**Description of the task:**
Check each line below for the word "после", and copy those that have it.

**Record excerpts:**
-- start --

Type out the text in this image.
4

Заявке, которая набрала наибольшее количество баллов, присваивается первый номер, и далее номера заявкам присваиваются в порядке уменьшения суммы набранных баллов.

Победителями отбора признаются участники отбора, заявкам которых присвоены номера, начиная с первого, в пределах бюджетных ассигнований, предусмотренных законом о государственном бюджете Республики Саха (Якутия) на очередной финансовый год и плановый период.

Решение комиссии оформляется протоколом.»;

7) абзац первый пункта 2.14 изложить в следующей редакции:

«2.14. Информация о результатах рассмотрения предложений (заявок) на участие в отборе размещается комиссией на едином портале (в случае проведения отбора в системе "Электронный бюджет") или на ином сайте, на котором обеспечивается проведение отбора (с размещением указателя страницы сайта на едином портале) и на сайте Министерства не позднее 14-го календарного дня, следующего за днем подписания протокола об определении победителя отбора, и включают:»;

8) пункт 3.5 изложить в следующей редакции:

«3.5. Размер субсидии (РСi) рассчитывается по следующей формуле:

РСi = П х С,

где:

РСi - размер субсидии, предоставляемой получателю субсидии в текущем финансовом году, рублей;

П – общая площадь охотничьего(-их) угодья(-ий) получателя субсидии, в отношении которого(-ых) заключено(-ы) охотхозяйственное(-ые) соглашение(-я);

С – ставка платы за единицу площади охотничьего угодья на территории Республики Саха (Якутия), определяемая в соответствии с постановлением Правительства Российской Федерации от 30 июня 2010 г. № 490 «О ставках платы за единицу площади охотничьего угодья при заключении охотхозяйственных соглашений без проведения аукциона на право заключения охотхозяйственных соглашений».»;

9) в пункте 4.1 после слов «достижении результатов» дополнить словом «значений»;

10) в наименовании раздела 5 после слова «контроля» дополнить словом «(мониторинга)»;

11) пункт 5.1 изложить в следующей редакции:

-- end --

**Expected answer:**
9) в пункте 4.1 после слов «достижении результатов» дополнить словом «значений»;
10) в наименовании раздела 5 после слова «контроля» дополнить словом «(мониторинга)»;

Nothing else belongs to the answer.